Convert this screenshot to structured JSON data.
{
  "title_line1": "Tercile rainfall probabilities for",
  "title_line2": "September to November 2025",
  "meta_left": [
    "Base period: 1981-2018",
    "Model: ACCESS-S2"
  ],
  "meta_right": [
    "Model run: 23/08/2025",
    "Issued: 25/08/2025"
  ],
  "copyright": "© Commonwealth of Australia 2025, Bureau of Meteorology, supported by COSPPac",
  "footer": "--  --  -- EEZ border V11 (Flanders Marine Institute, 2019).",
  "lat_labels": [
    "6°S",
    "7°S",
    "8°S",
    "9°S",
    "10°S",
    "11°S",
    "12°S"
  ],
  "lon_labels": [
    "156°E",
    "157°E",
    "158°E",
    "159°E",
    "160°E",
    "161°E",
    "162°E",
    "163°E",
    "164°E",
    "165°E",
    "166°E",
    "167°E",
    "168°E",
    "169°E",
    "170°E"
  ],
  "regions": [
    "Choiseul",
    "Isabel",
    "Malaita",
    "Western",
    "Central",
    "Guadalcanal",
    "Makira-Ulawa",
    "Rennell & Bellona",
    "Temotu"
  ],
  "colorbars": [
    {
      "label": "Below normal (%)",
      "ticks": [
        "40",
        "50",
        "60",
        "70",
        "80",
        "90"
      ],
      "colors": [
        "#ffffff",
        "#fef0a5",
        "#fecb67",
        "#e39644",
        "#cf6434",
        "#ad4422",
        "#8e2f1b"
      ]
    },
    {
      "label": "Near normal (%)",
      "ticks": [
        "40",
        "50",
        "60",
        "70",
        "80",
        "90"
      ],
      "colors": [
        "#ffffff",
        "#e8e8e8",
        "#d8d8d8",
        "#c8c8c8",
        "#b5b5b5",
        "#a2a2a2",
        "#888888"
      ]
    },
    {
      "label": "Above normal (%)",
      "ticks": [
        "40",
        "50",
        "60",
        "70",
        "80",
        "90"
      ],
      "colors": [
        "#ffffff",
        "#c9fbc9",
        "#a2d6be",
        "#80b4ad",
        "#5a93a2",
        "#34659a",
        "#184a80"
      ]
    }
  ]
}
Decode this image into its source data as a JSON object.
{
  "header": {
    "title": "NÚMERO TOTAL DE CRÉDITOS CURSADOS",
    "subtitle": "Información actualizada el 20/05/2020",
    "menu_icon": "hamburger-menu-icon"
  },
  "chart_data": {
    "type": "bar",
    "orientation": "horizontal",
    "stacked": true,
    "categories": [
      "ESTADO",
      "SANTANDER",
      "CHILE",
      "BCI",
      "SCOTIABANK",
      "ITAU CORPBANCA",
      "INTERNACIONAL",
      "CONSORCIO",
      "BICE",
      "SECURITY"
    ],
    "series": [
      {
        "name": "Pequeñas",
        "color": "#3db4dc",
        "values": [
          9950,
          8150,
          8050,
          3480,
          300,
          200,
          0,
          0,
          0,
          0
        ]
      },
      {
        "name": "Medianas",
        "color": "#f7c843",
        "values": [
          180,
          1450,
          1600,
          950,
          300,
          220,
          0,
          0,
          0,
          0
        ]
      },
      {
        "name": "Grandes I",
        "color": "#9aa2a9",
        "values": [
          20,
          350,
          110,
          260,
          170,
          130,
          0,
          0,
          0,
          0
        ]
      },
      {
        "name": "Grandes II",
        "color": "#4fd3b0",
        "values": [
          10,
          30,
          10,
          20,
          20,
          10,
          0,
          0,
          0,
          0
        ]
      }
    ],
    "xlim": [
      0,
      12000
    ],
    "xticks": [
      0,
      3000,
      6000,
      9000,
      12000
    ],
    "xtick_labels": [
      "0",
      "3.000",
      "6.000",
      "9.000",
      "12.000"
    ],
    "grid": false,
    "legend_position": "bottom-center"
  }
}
══════════
#### Exercise requirements
Extract every record and return it verbatim.

#### Worked answer
Convert this screenshot to structured JSON data.
{
  "title_line1": "Tercile rainfall probabilities for",
  "title_line2": "September to November 2025",
  "meta_left": [
    "Base period: 1981-2018",
    "Model: ACCESS-S2"
  ],
  "meta_right": [
    "Model run: 23/08/2025",
    "Issued: 25/08/2025"
  ],
  "copyright": "© Commonwealth of Australia 2025, Bureau of Meteorology, supported by COSPPac",
  "footer": "--  --  -- EEZ border V11 (Flanders Marine Institute, 2019).",
  "lat_labels": [
    "6°S",
    "7°S",
    "8°S",
    "9°S",
    "10°S",
    "11°S",
    "12°S"
  ],
  "lon_labels": [
    "156°E",
    "157°E",
    "158°E",
    "159°E",
    "160°E",
    "161°E",
    "162°E",
    "163°E",
    "164°E",
    "165°E",
    "166°E",
    "167°E",
    "168°E",
    "169°E",
    "170°E"
  ],
  "regions": [
    "Choiseul",
    "Isabel",
    "Malaita",
    "Western",
    "Central",
    "Guadalcanal",
    "Makira-Ulawa",
    "Rennell & Bellona",
    "Temotu"
  ],
  "colorbars": [
    {
      "label": "Below normal (%)",
      "ticks": [
        "40",
        "50",
        "60",
        "70",
        "80",
        "90"
      ],
      "colors": [
        "#ffffff",
        "#fef0a5",
        "#fecb67",
        "#e39644",
        "#cf6434",
        "#ad4422",
        "#8e2f1b"
      ]
    },
    {
      "label": "Near normal (%)",
      "ticks": [
        "40",
        "50",
        "60",
        "70",
        "80",
        "90"
      ],
      "colors": [
        "#ffffff",
        "#e8e8e8",
        "#d8d8d8",
        "#c8c8c8",
        "#b5b5b5",
        "#a2a2a2",
        "#888888"
      ]
    },
    {
      "label": "Above normal (%)",
      "ticks": [
        "40",
        "50",
        "60",
        "70",
        "80",
        "90"
      ],
      "colors": [
        "#ffffff",
        "#c9fbc9",
        "#a2d6be",
        "#80b4ad",
        "#5a93a2",
        "#34659a",
        "#184a80"
      ]
    }
  ]
}
Decode this image into its source data as a JSON object.
{
  "header": {
    "title": "NÚMERO TOTAL DE CRÉDITOS CURSADOS",
    "subtitle": "Información actualizada el 20/05/2020",
    "menu_icon": "hamburger-menu-icon"
  },
  "chart_data": {
    "type": "bar",
    "orientation": "horizontal",
    "stacked": true,
    "categories": [
      "ESTADO",
      "SANTANDER",
      "CHILE",
      "BCI",
      "SCOTIABANK",
      "ITAU CORPBANCA",
      "INTERNACIONAL",
      "CONSORCIO",
      "BICE",
      "SECURITY"
    ],
    "series": [
      {
        "name": "Pequeñas",
        "color": "#3db4dc",
        "values": [
          9950,
          8150,
          8050,
          3480,
          300,
          200,
          0,
          0,
          0,
          0
        ]
      },
      {
        "name": "Medianas",
        "color": "#f7c843",
        "values": [
          180,
          1450,
          1600,
          950,
          300,
          220,
          0,
          0,
          0,
          0
        ]
      },
      {
        "name": "Grandes I",
        "color": "#9aa2a9",
        "values": [
          20,
          350,
          110,
          260,
          170,
          130,
          0,
          0,
          0,
          0
        ]
      },
      {
        "name": "Grandes II",
        "color": "#4fd3b0",
        "values": [
          10,
          30,
          10,
          20,
          20,
          10,
          0,
          0,
          0,
          0
        ]
      }
    ],
    "xlim": [
      0,
      12000
    ],
    "xticks": [
      0,
      3000,
      6000,
      9000,
      12000
    ],
    "xtick_labels": [
      "0",
      "3.000",
      "6.000",
      "9.000",
      "12.000"
    ],
    "grid": false,
    "legend_position": "bottom-center"
  }
}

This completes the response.